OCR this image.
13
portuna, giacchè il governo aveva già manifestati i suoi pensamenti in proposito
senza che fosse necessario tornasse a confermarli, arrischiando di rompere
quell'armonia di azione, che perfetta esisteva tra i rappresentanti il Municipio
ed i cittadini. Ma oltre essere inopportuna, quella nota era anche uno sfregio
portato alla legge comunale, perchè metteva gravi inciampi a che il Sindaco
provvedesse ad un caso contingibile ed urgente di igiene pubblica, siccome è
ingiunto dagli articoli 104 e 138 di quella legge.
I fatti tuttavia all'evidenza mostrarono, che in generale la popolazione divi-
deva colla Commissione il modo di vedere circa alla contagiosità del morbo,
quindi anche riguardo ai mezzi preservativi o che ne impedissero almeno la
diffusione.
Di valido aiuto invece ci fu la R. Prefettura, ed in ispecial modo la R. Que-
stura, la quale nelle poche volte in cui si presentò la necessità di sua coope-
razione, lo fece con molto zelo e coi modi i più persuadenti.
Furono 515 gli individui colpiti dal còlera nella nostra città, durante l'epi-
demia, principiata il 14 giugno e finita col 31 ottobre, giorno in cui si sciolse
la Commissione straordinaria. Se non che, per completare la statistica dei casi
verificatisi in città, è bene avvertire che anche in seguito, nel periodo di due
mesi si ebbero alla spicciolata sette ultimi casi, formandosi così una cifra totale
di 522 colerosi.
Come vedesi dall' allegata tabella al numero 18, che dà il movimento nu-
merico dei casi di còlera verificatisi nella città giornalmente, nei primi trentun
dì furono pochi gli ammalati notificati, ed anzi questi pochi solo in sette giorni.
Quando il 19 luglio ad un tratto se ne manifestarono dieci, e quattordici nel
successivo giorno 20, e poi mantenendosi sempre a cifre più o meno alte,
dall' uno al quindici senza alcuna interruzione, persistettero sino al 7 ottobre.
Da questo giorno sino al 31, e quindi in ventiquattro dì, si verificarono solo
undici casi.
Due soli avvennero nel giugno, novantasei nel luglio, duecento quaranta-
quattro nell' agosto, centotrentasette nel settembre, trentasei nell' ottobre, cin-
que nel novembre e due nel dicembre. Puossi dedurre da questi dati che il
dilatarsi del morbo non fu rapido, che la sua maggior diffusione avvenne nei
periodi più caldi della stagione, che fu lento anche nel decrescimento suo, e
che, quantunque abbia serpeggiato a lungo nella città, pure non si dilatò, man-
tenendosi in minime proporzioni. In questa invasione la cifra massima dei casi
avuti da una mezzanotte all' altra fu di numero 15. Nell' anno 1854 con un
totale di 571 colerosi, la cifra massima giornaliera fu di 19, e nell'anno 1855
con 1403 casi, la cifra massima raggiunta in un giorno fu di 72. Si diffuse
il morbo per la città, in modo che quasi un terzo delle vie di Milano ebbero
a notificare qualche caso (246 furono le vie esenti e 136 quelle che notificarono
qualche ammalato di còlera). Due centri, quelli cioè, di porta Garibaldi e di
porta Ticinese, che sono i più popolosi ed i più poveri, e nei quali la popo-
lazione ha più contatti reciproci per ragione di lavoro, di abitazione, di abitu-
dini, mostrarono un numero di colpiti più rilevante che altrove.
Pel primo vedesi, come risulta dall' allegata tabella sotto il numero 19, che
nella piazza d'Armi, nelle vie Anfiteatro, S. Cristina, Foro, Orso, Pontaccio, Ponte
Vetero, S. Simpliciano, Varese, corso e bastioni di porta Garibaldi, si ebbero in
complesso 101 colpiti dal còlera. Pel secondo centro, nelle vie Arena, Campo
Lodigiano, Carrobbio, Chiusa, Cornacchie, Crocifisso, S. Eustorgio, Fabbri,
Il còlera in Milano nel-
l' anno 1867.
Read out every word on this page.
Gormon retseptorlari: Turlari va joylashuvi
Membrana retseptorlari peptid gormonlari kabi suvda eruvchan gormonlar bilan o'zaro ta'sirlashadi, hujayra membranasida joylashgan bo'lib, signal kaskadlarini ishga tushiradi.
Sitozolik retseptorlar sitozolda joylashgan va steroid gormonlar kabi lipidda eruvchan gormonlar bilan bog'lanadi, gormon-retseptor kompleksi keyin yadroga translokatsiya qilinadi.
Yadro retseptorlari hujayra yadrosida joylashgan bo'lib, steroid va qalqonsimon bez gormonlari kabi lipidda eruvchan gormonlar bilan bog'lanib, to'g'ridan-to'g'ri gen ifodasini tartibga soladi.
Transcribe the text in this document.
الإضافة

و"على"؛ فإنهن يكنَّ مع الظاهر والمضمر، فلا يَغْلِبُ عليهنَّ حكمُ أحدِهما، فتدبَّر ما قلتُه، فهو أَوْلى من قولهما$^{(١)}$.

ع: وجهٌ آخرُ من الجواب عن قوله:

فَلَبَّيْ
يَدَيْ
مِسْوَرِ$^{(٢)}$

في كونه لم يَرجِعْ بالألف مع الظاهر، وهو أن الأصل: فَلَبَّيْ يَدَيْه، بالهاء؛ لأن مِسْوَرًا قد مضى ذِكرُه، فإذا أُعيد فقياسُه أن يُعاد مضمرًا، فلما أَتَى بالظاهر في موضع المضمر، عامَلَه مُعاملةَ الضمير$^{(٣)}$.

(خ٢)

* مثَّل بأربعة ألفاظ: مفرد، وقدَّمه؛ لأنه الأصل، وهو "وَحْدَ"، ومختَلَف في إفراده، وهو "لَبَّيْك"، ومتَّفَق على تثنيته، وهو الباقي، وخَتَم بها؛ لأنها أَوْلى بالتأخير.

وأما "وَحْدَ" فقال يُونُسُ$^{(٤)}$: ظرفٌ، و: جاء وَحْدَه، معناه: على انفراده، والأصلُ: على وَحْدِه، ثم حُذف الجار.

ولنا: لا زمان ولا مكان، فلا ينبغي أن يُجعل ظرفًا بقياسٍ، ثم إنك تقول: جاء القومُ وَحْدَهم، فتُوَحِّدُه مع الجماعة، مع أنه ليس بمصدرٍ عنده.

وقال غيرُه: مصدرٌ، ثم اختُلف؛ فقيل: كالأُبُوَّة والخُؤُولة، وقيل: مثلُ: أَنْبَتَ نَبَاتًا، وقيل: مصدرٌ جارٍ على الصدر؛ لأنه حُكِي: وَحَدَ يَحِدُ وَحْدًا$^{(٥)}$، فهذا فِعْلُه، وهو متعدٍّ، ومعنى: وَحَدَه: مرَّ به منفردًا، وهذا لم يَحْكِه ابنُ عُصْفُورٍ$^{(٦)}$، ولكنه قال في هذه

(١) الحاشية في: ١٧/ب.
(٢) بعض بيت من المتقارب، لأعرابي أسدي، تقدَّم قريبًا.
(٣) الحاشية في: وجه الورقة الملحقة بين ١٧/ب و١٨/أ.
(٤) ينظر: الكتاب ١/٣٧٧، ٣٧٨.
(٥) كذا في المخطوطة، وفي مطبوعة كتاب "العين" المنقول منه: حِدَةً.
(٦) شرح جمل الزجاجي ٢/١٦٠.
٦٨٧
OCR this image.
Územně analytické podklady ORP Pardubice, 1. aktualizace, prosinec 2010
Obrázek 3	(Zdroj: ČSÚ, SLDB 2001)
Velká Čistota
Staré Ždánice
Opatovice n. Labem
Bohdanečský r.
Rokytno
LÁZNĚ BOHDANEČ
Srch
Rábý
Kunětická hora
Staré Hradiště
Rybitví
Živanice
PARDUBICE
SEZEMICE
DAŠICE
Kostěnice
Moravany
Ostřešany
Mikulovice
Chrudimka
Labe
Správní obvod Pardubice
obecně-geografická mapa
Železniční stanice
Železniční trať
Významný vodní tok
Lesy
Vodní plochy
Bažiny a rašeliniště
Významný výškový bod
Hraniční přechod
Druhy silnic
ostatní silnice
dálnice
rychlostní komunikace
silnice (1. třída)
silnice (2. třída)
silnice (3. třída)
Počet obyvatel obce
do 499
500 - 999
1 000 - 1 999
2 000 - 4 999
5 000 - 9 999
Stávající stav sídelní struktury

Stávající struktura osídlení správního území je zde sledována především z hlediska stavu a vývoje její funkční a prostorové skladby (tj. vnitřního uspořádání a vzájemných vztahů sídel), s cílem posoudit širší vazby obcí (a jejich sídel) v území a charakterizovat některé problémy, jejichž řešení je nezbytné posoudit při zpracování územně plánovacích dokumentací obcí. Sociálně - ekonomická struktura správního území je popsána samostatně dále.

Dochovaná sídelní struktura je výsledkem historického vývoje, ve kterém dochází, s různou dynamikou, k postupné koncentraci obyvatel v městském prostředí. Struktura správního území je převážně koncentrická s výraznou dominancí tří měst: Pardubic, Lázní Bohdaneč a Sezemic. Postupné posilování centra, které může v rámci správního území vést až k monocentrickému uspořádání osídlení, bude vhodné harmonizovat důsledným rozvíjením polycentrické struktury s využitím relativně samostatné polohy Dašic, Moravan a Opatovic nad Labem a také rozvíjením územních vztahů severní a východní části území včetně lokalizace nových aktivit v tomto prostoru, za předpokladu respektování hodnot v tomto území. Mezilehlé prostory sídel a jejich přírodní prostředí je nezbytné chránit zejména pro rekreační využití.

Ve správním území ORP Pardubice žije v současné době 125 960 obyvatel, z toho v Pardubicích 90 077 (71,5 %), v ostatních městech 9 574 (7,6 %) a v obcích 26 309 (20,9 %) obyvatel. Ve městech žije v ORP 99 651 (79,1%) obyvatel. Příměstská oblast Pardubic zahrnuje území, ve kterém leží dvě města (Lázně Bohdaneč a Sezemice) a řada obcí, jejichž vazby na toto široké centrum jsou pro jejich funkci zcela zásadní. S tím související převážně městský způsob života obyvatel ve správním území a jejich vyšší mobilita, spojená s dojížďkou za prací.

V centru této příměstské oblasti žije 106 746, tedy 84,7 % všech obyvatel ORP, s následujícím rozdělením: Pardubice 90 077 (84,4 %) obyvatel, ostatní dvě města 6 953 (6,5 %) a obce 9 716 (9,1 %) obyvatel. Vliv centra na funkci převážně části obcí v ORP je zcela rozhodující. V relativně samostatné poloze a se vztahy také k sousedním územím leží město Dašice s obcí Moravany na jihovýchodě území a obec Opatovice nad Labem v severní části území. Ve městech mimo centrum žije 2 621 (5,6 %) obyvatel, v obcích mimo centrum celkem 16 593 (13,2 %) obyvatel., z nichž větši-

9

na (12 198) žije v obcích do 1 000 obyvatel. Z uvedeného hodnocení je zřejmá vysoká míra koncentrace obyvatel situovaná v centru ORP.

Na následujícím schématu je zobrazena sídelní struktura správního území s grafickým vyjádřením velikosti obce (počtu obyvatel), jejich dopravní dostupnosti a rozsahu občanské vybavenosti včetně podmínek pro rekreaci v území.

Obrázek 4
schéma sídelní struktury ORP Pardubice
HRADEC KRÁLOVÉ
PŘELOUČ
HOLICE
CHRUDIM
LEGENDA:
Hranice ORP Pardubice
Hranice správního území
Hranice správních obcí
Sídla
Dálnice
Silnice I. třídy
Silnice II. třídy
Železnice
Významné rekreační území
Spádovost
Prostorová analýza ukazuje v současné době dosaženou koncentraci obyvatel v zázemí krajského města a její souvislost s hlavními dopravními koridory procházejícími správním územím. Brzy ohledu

■ Directive ■
Pull out every line of the records above that contains the word "retseptorlari".

■ Solution to this exercise ■
Gormon retseptorlari: Turlari va joylashuvi
Membrana retseptorlari peptid gormonlari kabi suvda eruvchan gormonlar bilan o'zaro ta'sirlashadi, hujayra membranasida joylashgan bo'lib, signal kaskadlarini ishga tushiradi.
Yadro retseptorlari hujayra yadrosida joylashgan bo'lib, steroid va qalqonsimon bez gormonlari kabi lipidda eruvchan gormonlar bilan bog'lanib, to'g'ridan-to'g'ri gen ifodasini tartibga soladi.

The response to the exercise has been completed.